▶ _Required task_: Gather from the material every line that contains the string "What".

....

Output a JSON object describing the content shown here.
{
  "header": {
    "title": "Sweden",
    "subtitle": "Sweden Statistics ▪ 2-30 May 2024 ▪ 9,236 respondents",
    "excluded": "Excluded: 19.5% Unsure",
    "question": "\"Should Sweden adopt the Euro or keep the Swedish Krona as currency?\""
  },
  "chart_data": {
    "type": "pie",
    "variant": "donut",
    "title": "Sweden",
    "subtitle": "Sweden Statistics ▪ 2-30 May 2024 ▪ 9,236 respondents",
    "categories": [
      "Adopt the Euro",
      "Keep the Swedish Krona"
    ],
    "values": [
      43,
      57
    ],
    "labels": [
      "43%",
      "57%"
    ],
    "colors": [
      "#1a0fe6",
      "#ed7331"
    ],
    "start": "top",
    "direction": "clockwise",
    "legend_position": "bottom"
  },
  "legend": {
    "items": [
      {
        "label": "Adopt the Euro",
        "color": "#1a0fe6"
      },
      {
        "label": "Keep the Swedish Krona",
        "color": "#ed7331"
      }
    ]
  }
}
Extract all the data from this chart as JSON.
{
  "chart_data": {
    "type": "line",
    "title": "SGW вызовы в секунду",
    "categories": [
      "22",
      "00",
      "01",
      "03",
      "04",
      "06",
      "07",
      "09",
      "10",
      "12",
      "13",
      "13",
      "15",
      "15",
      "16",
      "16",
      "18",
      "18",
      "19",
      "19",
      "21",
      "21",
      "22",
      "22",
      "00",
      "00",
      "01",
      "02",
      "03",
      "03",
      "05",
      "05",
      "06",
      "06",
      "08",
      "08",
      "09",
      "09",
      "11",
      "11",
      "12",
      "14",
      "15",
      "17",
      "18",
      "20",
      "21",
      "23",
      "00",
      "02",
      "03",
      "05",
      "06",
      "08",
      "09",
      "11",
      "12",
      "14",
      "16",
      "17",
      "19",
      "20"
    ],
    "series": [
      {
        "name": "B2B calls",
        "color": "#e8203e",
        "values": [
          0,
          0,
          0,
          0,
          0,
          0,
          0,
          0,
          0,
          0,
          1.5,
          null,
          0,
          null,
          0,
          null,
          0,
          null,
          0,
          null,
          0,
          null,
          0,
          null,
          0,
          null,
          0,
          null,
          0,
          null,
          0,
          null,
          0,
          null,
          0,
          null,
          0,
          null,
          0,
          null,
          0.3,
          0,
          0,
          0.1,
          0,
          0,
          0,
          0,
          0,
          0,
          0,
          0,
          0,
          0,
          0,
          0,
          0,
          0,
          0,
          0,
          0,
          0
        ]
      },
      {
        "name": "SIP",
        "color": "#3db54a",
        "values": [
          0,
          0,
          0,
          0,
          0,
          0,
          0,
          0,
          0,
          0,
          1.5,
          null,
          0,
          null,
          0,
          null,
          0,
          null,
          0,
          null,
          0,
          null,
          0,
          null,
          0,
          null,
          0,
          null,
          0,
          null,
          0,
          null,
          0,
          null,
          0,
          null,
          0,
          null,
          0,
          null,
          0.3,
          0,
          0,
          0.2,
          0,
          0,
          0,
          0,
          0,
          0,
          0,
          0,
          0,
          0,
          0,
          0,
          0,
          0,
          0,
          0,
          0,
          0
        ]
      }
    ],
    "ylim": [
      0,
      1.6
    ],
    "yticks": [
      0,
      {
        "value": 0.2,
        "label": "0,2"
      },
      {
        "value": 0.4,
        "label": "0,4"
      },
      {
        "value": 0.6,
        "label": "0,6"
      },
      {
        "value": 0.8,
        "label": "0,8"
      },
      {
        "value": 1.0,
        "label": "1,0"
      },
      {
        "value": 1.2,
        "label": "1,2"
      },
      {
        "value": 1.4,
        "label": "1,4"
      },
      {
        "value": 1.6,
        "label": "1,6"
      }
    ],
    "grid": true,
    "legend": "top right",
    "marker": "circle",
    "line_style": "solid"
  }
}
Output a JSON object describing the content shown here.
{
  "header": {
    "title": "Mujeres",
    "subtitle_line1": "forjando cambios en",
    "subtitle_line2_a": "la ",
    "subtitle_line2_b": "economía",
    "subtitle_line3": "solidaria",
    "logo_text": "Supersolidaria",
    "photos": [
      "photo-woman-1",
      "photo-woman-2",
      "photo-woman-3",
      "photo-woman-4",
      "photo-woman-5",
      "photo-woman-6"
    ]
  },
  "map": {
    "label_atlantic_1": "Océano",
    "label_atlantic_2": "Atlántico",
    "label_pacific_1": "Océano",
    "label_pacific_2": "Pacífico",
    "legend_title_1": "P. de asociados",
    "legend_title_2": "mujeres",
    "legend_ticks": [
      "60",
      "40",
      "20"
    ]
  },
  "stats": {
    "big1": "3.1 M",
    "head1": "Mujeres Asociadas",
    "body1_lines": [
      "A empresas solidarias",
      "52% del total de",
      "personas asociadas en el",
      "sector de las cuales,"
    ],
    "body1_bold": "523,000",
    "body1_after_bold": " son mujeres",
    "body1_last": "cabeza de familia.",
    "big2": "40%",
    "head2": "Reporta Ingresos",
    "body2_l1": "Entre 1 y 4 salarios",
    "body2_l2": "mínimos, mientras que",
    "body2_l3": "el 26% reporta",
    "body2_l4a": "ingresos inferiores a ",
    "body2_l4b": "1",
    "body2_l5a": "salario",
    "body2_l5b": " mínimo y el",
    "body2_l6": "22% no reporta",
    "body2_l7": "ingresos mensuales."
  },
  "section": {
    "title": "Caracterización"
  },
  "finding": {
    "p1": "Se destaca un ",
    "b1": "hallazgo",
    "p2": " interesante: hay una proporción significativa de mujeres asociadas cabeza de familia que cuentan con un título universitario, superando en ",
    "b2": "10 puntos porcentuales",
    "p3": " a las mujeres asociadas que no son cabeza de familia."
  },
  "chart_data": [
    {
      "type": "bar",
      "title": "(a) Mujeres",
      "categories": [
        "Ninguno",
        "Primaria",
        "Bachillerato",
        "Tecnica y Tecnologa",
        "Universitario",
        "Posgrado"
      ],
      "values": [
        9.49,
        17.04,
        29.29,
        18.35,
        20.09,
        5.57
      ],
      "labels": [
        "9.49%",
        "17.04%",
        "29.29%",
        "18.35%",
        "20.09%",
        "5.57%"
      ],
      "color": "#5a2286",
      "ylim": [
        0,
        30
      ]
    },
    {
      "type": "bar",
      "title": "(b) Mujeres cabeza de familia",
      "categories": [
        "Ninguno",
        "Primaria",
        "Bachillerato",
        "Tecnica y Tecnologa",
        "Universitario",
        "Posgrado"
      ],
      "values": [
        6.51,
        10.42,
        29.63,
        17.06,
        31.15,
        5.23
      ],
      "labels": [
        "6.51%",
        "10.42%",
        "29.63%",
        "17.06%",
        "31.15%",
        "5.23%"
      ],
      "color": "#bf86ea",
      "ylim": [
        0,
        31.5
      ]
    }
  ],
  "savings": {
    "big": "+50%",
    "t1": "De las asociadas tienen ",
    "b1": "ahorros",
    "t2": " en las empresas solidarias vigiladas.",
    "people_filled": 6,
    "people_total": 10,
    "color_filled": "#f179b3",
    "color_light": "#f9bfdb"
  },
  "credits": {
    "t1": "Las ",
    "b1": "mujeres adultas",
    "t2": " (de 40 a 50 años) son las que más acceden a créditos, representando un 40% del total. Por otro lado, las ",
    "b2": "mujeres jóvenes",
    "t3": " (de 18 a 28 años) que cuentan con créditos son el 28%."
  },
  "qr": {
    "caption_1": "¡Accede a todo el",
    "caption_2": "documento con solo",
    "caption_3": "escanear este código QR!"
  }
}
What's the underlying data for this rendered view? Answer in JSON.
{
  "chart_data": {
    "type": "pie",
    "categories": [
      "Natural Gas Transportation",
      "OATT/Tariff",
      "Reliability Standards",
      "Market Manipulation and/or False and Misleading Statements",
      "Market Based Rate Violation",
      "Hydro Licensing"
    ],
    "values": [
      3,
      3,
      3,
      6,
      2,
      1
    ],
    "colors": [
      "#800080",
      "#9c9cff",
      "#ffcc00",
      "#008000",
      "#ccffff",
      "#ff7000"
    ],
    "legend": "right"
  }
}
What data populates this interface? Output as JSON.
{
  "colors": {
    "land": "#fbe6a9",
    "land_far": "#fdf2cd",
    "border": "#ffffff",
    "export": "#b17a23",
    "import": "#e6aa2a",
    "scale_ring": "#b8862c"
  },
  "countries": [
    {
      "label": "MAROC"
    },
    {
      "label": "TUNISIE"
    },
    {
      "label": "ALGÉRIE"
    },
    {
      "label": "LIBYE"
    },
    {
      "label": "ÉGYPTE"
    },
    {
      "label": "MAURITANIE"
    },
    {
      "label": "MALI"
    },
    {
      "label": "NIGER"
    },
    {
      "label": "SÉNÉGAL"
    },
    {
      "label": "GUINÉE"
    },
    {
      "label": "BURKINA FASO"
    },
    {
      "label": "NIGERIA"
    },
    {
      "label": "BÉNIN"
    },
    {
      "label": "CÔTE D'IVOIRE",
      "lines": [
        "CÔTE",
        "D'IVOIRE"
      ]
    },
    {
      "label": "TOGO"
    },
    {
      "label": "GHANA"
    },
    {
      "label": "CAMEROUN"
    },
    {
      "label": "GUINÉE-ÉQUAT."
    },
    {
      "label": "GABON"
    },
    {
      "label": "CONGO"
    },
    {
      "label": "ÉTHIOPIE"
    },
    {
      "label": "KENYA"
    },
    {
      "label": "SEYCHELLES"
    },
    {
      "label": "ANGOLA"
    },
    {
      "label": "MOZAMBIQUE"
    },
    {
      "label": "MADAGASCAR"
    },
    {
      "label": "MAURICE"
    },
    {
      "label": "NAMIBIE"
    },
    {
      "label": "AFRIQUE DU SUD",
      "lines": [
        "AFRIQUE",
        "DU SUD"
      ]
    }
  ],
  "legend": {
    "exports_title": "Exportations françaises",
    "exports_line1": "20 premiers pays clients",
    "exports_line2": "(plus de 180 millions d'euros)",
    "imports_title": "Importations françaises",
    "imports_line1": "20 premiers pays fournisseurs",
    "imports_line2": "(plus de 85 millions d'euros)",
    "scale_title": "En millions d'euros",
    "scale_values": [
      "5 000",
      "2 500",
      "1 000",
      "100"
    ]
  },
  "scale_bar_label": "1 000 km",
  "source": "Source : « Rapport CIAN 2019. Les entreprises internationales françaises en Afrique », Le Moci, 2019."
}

....

▶ _Task answer_:
What's the underlying data for this rendered view? Answer in JSON.
What data populates this interface? Output as JSON.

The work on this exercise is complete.